The role of Notch signaling in the regulation of EMT is suggested by indirect and direct studies. Thus Notch signaling molecules are reported to activate TGFβ in rat mesangial cells under hyperglycemic conditions [55]. Given the role of TGFβ in promotion of EMT, the potential significance of Notch signaling in this process is suggested [53, 55]. Since EMT is associated with chronic fibrosis in the kidney [54], lung [56-59], liver [49, 60] and heart[61-63] evidence for Notch signaling in EMT focused on epithelial cells derived these tissues. For example, a lung-related study used the rat alveolar epithelial cell line, RLE-6TN, to document Notch involvement[15]. In that study activation of Notch, either by ectopic expression of the NICD or by co-culture with Jagged1 expression cells, induces the expression of mesenchymal marker genes including ACTA2, collagen I and vimentin with concomitant reduction in the expression of epithelial marker genes such as E-cadherin, occludin, and zonula occludens-1[15]. In addition to these direct effects mediated by its intracellular domain, Notch can indirectly regulate EMT through other signaling pathways, including TGFβ [15],NF-κB [64] and β-catenin [65], and through the action of various regulatory miRNAs [66-70]. These mechanisms implicate Notch signaling in potential regulation of fibrosis by their impact on genesis of the fibroblast/myofibroblast. Thus therapeutic targeting of this pathway may represent a feasible approach for control of fibrosis in diverse tissues and chronic progressive fibroproliferative diseases.

Notch and Pulmonary Fibrosis

Notch signaling is required for lung development, and Notch receptors and ligands are present in both epithelial and mesenchymal compartments of the developing lung[71]. It is essential for cell differention and mobilization during lung alveogenesis [72], and in the mesenchyme, RBPJ is critical for recruitment and specification of arterial vascular smooth muscle cells, mesothelial epithelial-mesenchymal transition, and selection of Clara versus ciliated cell fate [73]. NOTCH1 is also essential for regeneration of Clara cells during repair of airway injury [74].

■ ■ ■

To do —
1 > Name every organ that the Notch signaling passage associates EMT-related chronic fibrosis with.
2 > Print the part of the Notch signaling passage starting at "Notch signaling is" and ending at "airway injury [74].".
3 > Decide whether each statement agrees with the Notch signaling passage, answering yes or no and quoting the words that settle it: (a) A lung-related study used the rat alveolar epithelial cell line RLE-6TN. (b) NOTCH1 is essential for regeneration of ciliated cells during repair of airway injury. (c) Notch receptors and ligands in the developing lung are confined to the epithelial compartment.
The data are drawn from a different source than the Notch signaling passage.

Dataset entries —
■ ■ ■

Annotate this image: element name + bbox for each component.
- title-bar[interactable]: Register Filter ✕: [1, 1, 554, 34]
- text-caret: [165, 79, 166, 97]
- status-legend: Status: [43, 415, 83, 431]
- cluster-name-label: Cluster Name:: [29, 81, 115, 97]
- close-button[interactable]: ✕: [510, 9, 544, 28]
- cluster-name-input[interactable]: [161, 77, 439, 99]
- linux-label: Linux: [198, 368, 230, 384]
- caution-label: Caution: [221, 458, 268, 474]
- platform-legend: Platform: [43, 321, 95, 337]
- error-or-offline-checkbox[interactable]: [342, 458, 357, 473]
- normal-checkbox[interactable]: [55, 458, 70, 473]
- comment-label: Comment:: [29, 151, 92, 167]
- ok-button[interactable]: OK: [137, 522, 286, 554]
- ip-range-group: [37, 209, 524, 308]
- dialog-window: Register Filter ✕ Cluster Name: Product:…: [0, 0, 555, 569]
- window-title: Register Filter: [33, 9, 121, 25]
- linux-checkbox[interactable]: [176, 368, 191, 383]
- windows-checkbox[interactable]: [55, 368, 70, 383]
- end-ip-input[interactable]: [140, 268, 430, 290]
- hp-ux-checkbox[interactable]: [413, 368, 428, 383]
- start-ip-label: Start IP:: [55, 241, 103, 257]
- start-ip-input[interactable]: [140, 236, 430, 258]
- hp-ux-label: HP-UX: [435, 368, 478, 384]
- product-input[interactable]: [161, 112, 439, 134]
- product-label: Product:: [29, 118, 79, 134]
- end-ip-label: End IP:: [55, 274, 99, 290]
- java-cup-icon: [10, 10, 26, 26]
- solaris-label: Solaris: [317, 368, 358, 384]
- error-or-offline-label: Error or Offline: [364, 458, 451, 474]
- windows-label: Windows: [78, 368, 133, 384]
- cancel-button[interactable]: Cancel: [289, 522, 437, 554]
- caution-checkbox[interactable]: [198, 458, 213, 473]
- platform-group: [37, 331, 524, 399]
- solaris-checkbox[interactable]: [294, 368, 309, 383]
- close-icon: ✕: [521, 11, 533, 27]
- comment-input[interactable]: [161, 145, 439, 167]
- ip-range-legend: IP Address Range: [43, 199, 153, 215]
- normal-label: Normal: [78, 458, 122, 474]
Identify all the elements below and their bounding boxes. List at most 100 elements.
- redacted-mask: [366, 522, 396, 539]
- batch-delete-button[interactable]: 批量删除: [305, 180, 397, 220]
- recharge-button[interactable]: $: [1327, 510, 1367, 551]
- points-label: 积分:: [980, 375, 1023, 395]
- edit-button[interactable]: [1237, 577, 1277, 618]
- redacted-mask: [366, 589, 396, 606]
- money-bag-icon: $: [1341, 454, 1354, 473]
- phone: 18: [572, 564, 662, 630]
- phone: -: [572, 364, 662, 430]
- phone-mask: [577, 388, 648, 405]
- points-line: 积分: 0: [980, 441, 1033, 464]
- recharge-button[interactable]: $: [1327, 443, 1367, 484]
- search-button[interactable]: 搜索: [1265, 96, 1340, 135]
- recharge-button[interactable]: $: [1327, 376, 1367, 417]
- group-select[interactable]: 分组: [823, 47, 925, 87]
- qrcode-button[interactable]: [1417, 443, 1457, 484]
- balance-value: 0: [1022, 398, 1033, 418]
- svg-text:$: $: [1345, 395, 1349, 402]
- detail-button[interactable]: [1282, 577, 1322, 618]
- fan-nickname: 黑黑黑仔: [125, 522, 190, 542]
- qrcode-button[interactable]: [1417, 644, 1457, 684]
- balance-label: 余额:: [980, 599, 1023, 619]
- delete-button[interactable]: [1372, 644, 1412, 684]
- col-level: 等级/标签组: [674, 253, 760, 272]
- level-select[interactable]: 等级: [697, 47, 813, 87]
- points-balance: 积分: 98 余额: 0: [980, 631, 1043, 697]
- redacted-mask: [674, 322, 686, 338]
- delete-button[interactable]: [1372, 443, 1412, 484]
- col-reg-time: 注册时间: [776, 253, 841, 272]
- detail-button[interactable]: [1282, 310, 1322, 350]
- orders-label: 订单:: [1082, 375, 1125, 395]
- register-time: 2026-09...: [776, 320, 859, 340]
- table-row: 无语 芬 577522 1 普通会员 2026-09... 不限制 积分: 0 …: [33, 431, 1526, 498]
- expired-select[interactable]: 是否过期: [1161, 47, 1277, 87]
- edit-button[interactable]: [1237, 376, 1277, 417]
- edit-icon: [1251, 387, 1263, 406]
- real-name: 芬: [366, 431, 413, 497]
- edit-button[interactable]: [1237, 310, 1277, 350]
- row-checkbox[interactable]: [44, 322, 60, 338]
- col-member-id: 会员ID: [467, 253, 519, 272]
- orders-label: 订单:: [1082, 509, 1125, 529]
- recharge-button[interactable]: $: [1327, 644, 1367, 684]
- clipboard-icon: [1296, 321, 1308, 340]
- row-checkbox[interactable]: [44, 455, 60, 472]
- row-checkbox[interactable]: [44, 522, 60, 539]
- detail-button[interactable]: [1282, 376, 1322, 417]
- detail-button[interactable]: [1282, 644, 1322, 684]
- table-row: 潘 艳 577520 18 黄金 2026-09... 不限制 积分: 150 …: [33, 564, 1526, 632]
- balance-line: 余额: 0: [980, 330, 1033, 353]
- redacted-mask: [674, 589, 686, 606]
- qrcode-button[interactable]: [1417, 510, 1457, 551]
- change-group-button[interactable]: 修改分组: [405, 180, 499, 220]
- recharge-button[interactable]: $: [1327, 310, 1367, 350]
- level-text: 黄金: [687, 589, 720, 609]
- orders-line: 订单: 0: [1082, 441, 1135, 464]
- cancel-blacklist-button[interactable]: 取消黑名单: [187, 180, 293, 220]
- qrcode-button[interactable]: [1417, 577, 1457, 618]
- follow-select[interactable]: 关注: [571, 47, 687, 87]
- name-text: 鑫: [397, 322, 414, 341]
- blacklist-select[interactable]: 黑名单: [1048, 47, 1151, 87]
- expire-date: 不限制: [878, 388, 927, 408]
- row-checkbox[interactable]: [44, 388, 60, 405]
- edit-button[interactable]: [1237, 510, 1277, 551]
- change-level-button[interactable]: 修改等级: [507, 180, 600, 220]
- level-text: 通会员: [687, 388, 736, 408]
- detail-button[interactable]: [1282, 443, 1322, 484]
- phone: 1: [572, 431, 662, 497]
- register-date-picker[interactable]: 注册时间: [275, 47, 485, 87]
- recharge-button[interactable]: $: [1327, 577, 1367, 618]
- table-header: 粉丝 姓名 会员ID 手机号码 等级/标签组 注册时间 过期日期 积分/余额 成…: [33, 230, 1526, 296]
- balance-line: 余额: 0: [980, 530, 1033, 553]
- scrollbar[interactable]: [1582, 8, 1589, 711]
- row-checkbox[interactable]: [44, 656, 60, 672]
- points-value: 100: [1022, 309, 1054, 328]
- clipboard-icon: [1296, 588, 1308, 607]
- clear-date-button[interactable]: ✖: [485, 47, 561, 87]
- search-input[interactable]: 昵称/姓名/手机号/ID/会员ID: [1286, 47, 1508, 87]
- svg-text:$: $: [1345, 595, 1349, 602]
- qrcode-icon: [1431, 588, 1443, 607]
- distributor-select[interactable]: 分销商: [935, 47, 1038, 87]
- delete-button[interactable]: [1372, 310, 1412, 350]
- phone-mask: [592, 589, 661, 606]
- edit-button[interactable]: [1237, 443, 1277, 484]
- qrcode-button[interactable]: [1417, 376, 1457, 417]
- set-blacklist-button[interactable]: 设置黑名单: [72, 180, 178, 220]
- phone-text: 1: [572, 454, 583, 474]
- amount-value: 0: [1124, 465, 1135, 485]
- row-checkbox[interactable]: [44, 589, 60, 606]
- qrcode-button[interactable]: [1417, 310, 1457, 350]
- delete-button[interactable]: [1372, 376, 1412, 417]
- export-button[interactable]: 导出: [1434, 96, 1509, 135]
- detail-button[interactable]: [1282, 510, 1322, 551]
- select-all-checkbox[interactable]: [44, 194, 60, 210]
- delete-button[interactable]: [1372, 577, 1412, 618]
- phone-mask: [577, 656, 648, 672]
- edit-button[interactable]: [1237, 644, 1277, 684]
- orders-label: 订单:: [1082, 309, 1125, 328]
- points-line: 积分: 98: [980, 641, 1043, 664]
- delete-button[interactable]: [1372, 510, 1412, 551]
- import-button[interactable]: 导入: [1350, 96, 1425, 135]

■ ■ ■

Task-by-task solutions —
1 > kidney, lung, liver, heart

2 >
Notch signaling is required for lung development, and Notch receptors and ligands are present in both epithelial and mesenchymal compartments of the developing lung[71]. It is essential for cell differention and mobilization during lung alveogenesis [72], and in the mesenchyme, RBPJ is critical for recruitment and specification of arterial vascular smooth muscle cells, mesothelial epithelial-mesenchymal transition, and selection of Clara versus ciliated cell fate [73]. NOTCH1 is also essential for regeneration of Clara cells during repair of airway injury [74].

3 >
(a) Yes: "a lung-related study used the rat alveolar epithelial cell line, RLE-6TN"
(b) No: "NOTCH1 is also essential for regeneration of Clara cells during repair of airway injury"
(c) No: "present in both epithelial and mesenchymal compartments of the developing lung"